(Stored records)
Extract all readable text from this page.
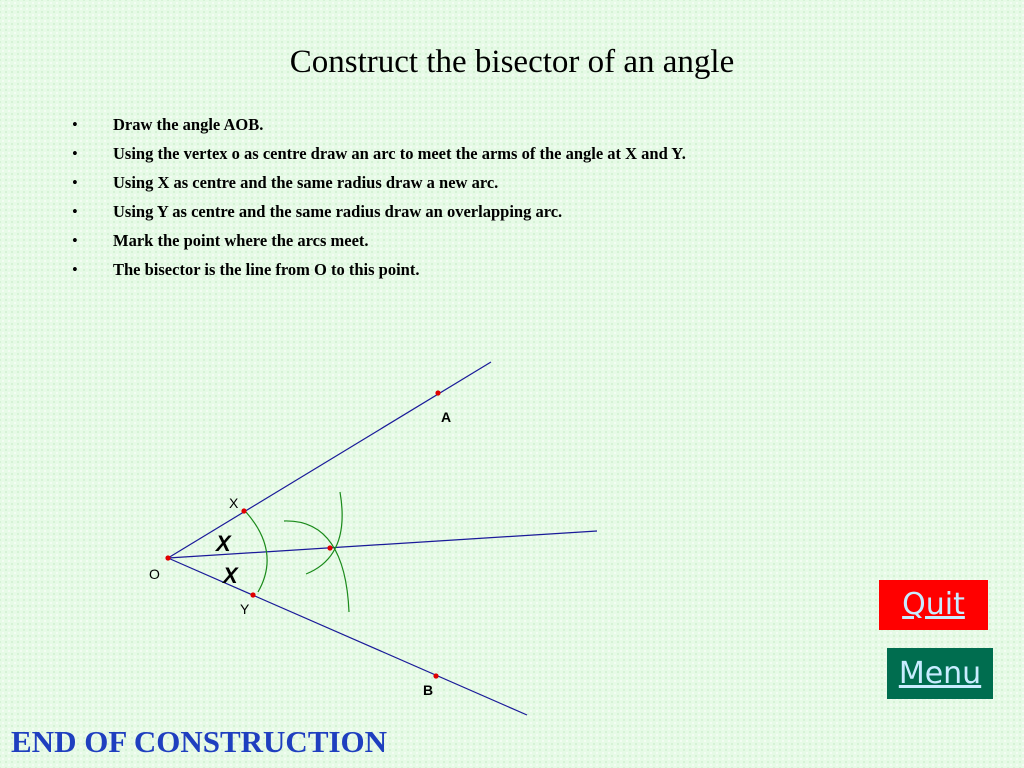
Construct the bisector of an angle
• Draw the angle AOB.
• Using the vertex o as centre draw an arc to meet the arms of the angle at X and Y.
• Using X as centre and the same radius draw a new arc.
• Using Y as centre and the same radius draw an overlapping arc.
• Mark the point where the arcs meet.
• The bisector is the line from O to this point.
A
B
X
Y
O
X
X
Quit
Menu
END OF CONSTRUCTION
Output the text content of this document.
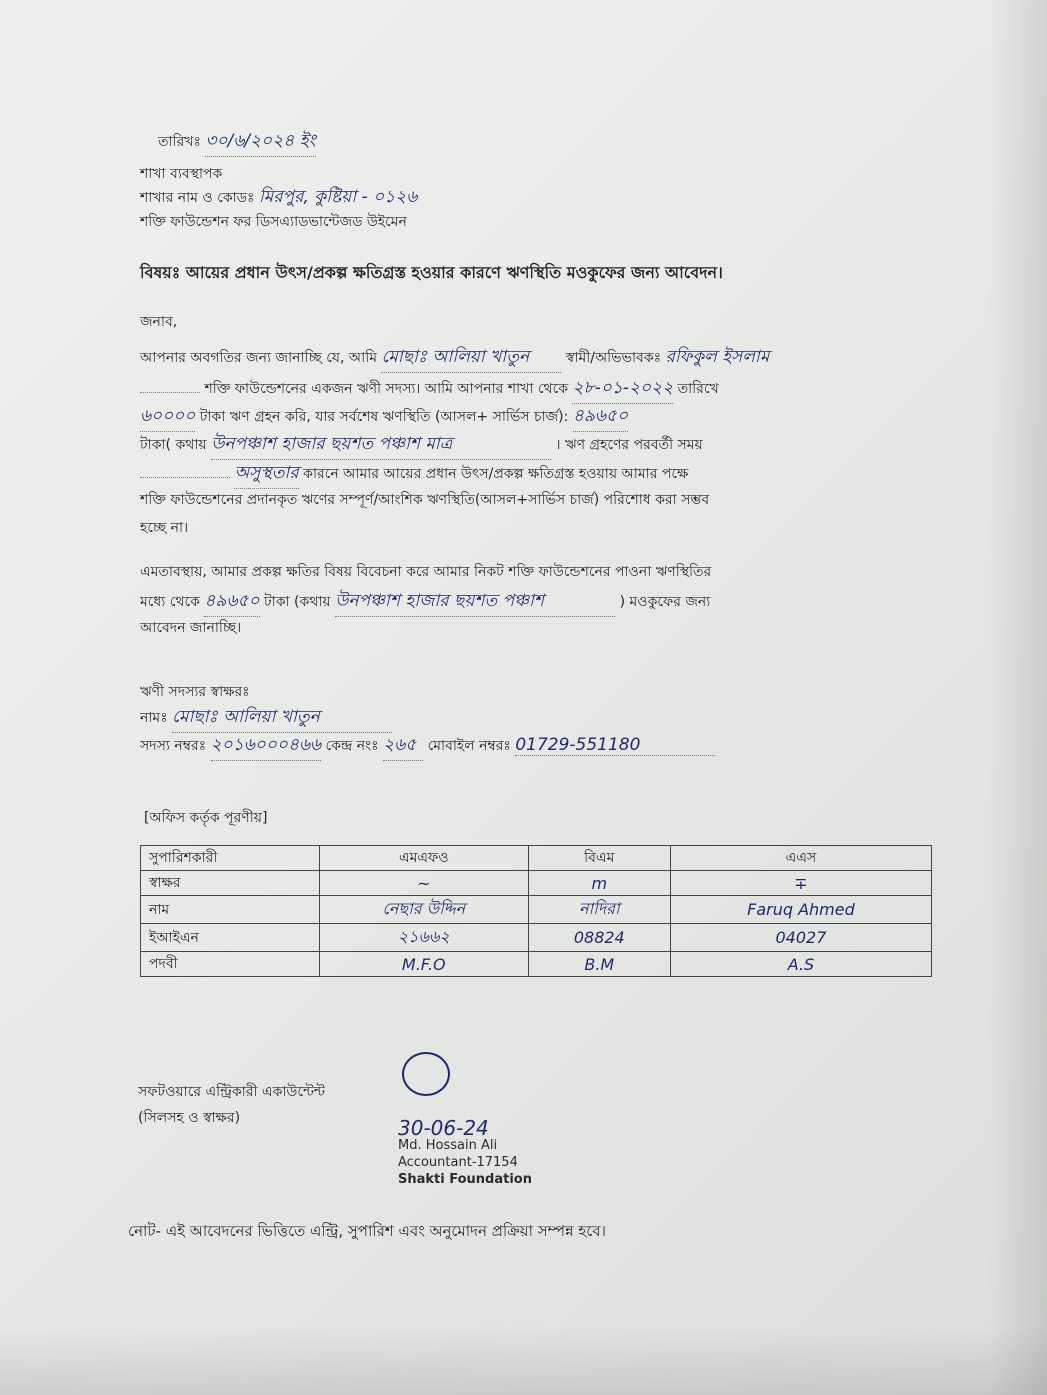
তারিখঃ ৩০/৬/২০২৪ ইং
শাখা ব্যবস্থাপক
শাখার নাম ও কোডঃ মিরপুর, কুষ্টিয়া - ০১২৬
শক্তি ফাউন্ডেশন ফর ডিসএ্যাডভান্টেজড উইমেন
বিষয়ঃ আয়ের প্রধান উৎস/প্রকল্প ক্ষতিগ্রস্ত হওয়ার কারণে ঋণস্থিতি মওকুফের জন্য আবেদন।
জনাব,
আপনার অবগতির জন্য জানাচ্ছি যে, আমি মোছাঃ আলিয়া খাতুন	স্বামী/অভিভাবকঃ রফিকুল ইসলাম
শক্তি ফাউন্ডেশনের একজন ঋণী সদস্য। আমি আপনার শাখা থেকে ২৮-০১-২০২২ তারিখে
৬০০০০ টাকা ঋণ গ্রহন করি, যার সর্বশেষ ঋণস্থিতি (আসল+ সার্ভিস চার্জ): ৪৯৬৫০
টাকা( কথায় উনপঞ্চাশ হাজার ছয়শত পঞ্চাশ মাত্র	। ঋণ গ্রহণের পরবর্তী সময়
অসুস্থতার কারনে আমার আয়ের প্রধান উৎস/প্রকল্প ক্ষতিগ্রস্ত হওয়ায় আমার পক্ষে
শক্তি ফাউন্ডেশনের প্রদানকৃত ঋণের সম্পূর্ণ/আংশিক ঋণস্থিতি(আসল+সার্ভিস চার্জ) পরিশোধ করা সম্ভব
হচ্ছে না।
এমতাবস্থায়, আমার প্রকল্প ক্ষতির বিষয় বিবেচনা করে আমার নিকট শক্তি ফাউন্ডেশনের পাওনা ঋণস্থিতির
মধ্যে থেকে ৪৯৬৫০ টাকা (কথায় উনপঞ্চাশ হাজার ছয়শত পঞ্চাশ	) মওকুফের জন্য
আবেদন জানাচ্ছি।
ঋণী সদস্যর স্বাক্ষরঃ
নামঃ মোছাঃ আলিয়া খাতুন
সদস্য নম্বরঃ ২০১৬০০০৪৬৬ কেন্দ্র নংঃ ২৬৫ মোবাইল নম্বরঃ 01729-551180
[অফিস কর্তৃক পূরণীয়]
সুপারিশকারী	এমএফও	বিএম	এএস
স্বাক্ষর	~	m	∓
নাম	নেছার উদ্দিন	নাদিরা	Faruq Ahmed
ইআইএন	২১৬৬২	08824	04027
পদবী	M.F.O	B.M	A.S
সফটওয়ারে এন্ট্রিকারী একাউন্টেন্ট
(সিলসহ ও স্বাক্ষর)	30-06-24
Md. Hossain Ali
Accountant-17154
Shakti Foundation
নোট- এই আবেদনের ভিত্তিতে এন্ট্রি, সুপারিশ এবং অনুমোদন প্রক্রিয়া সম্পন্ন হবে।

◆ REQUIRED WORK:
Set down the lines of the records above exactly, apart from the pictures.

◆ FINAL ANSWER:
Extract all readable text from this page.
Construct the bisector of an angle
• Draw the angle AOB.
• Using the vertex o as centre draw an arc to meet the arms of the angle at X and Y.
• Using X as centre and the same radius draw a new arc.
• Using Y as centre and the same radius draw an overlapping arc.
• Mark the point where the arcs meet.
• The bisector is the line from O to this point.
A
B
X
Y
O
X
X
Quit
Menu
END OF CONSTRUCTION
Output the text content of this document.
তারিখঃ ৩০/৬/২০২৪ ইং
শাখা ব্যবস্থাপক
শাখার নাম ও কোডঃ মিরপুর, কুষ্টিয়া - ০১২৬
শক্তি ফাউন্ডেশন ফর ডিসএ্যাডভান্টেজড উইমেন
বিষয়ঃ আয়ের প্রধান উৎস/প্রকল্প ক্ষতিগ্রস্ত হওয়ার কারণে ঋণস্থিতি মওকুফের জন্য আবেদন।
জনাব,
আপনার অবগতির জন্য জানাচ্ছি যে, আমি মোছাঃ আলিয়া খাতুন	স্বামী/অভিভাবকঃ রফিকুল ইসলাম
শক্তি ফাউন্ডেশনের একজন ঋণী সদস্য। আমি আপনার শাখা থেকে ২৮-০১-২০২২ তারিখে
৬০০০০ টাকা ঋণ গ্রহন করি, যার সর্বশেষ ঋণস্থিতি (আসল+ সার্ভিস চার্জ): ৪৯৬৫০
টাকা( কথায় উনপঞ্চাশ হাজার ছয়শত পঞ্চাশ মাত্র	। ঋণ গ্রহণের পরবর্তী সময়
অসুস্থতার কারনে আমার আয়ের প্রধান উৎস/প্রকল্প ক্ষতিগ্রস্ত হওয়ায় আমার পক্ষে
শক্তি ফাউন্ডেশনের প্রদানকৃত ঋণের সম্পূর্ণ/আংশিক ঋণস্থিতি(আসল+সার্ভিস চার্জ) পরিশোধ করা সম্ভব
হচ্ছে না।
এমতাবস্থায়, আমার প্রকল্প ক্ষতির বিষয় বিবেচনা করে আমার নিকট শক্তি ফাউন্ডেশনের পাওনা ঋণস্থিতির
মধ্যে থেকে ৪৯৬৫০ টাকা (কথায় উনপঞ্চাশ হাজার ছয়শত পঞ্চাশ	) মওকুফের জন্য
আবেদন জানাচ্ছি।
ঋণী সদস্যর স্বাক্ষরঃ
নামঃ মোছাঃ আলিয়া খাতুন
সদস্য নম্বরঃ ২০১৬০০০৪৬৬ কেন্দ্র নংঃ ২৬৫ মোবাইল নম্বরঃ 01729-551180
[অফিস কর্তৃক পূরণীয়]
সুপারিশকারী	এমএফও	বিএম	এএস
স্বাক্ষর	~	m	∓
নাম	নেছার উদ্দিন	নাদিরা	Faruq Ahmed
ইআইএন	২১৬৬২	08824	04027
পদবী	M.F.O	B.M	A.S
সফটওয়ারে এন্ট্রিকারী একাউন্টেন্ট
(সিলসহ ও স্বাক্ষর)	30-06-24
Md. Hossain Ali
Accountant-17154
Shakti Foundation
নোট- এই আবেদনের ভিত্তিতে এন্ট্রি, সুপারিশ এবং অনুমোদন প্রক্রিয়া সম্পন্ন হবে।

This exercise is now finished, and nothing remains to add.